(INPUT DATA)
□ □ □ □ □ □ □
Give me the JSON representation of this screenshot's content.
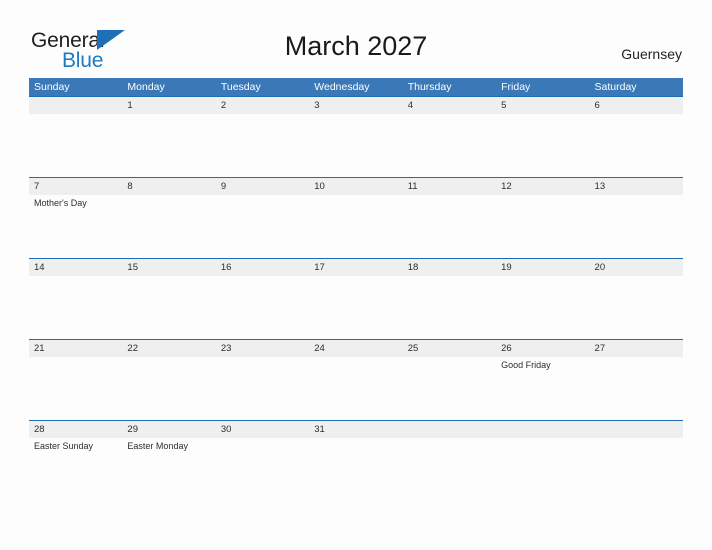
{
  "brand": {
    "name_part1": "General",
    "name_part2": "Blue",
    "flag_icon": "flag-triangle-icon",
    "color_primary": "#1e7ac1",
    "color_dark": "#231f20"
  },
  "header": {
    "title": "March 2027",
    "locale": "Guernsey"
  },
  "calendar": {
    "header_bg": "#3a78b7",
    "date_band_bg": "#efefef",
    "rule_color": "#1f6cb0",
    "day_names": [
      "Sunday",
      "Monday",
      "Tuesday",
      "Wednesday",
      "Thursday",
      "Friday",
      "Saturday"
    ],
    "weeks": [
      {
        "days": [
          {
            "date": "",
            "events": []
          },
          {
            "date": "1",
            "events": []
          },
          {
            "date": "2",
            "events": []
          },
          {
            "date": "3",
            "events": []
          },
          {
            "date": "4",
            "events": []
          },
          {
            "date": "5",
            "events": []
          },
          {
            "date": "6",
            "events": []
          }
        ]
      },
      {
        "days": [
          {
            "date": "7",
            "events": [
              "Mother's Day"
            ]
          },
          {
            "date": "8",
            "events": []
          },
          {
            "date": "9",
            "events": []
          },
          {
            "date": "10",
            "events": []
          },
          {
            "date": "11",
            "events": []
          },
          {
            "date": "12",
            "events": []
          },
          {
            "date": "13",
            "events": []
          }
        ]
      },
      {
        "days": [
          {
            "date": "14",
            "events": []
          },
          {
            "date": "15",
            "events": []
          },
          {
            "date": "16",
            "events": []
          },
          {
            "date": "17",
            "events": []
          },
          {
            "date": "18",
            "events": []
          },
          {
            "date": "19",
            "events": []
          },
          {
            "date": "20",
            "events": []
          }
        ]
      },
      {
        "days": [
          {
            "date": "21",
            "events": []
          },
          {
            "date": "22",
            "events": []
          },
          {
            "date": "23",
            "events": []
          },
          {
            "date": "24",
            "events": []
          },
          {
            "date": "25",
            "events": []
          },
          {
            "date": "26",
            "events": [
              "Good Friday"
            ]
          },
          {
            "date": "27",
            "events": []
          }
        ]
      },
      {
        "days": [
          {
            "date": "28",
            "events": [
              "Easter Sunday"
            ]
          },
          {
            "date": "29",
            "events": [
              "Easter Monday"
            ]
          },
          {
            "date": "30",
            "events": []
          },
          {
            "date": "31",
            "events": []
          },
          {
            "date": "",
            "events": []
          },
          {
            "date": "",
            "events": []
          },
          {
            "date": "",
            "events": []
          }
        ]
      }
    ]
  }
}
□ □ □ □ □ □ □
(EXERCISE DIRECTIONS) Each record should be quoted exactly, with the images omitted.

(COMPLETED TASK)
Give me the JSON representation of this screenshot's content.
{
  "brand": {
    "name_part1": "General",
    "name_part2": "Blue",
    "flag_icon": "flag-triangle-icon",
    "color_primary": "#1e7ac1",
    "color_dark": "#231f20"
  },
  "header": {
    "title": "March 2027",
    "locale": "Guernsey"
  },
  "calendar": {
    "header_bg": "#3a78b7",
    "date_band_bg": "#efefef",
    "rule_color": "#1f6cb0",
    "day_names": [
      "Sunday",
      "Monday",
      "Tuesday",
      "Wednesday",
      "Thursday",
      "Friday",
      "Saturday"
    ],
    "weeks": [
      {
        "days": [
          {
            "date": "",
            "events": []
          },
          {
            "date": "1",
            "events": []
          },
          {
            "date": "2",
            "events": []
          },
          {
            "date": "3",
            "events": []
          },
          {
            "date": "4",
            "events": []
          },
          {
            "date": "5",
            "events": []
          },
          {
            "date": "6",
            "events": []
          }
        ]
      },
      {
        "days": [
          {
            "date": "7",
            "events": [
              "Mother's Day"
            ]
          },
          {
            "date": "8",
            "events": []
          },
          {
            "date": "9",
            "events": []
          },
          {
            "date": "10",
            "events": []
          },
          {
            "date": "11",
            "events": []
          },
          {
            "date": "12",
            "events": []
          },
          {
            "date": "13",
            "events": []
          }
        ]
      },
      {
        "days": [
          {
            "date": "14",
            "events": []
          },
          {
            "date": "15",
            "events": []
          },
          {
            "date": "16",
            "events": []
          },
          {
            "date": "17",
            "events": []
          },
          {
            "date": "18",
            "events": []
          },
          {
            "date": "19",
            "events": []
          },
          {
            "date": "20",
            "events": []
          }
        ]
      },
      {
        "days": [
          {
            "date": "21",
            "events": []
          },
          {
            "date": "22",
            "events": []
          },
          {
            "date": "23",
            "events": []
          },
          {
            "date": "24",
            "events": []
          },
          {
            "date": "25",
            "events": []
          },
          {
            "date": "26",
            "events": [
              "Good Friday"
            ]
          },
          {
            "date": "27",
            "events": []
          }
        ]
      },
      {
        "days": [
          {
            "date": "28",
            "events": [
              "Easter Sunday"
            ]
          },
          {
            "date": "29",
            "events": [
              "Easter Monday"
            ]
          },
          {
            "date": "30",
            "events": []
          },
          {
            "date": "31",
            "events": []
          },
          {
            "date": "",
            "events": []
          },
          {
            "date": "",
            "events": []
          },
          {
            "date": "",
            "events": []
          }
        ]
      }
    ]
  }
}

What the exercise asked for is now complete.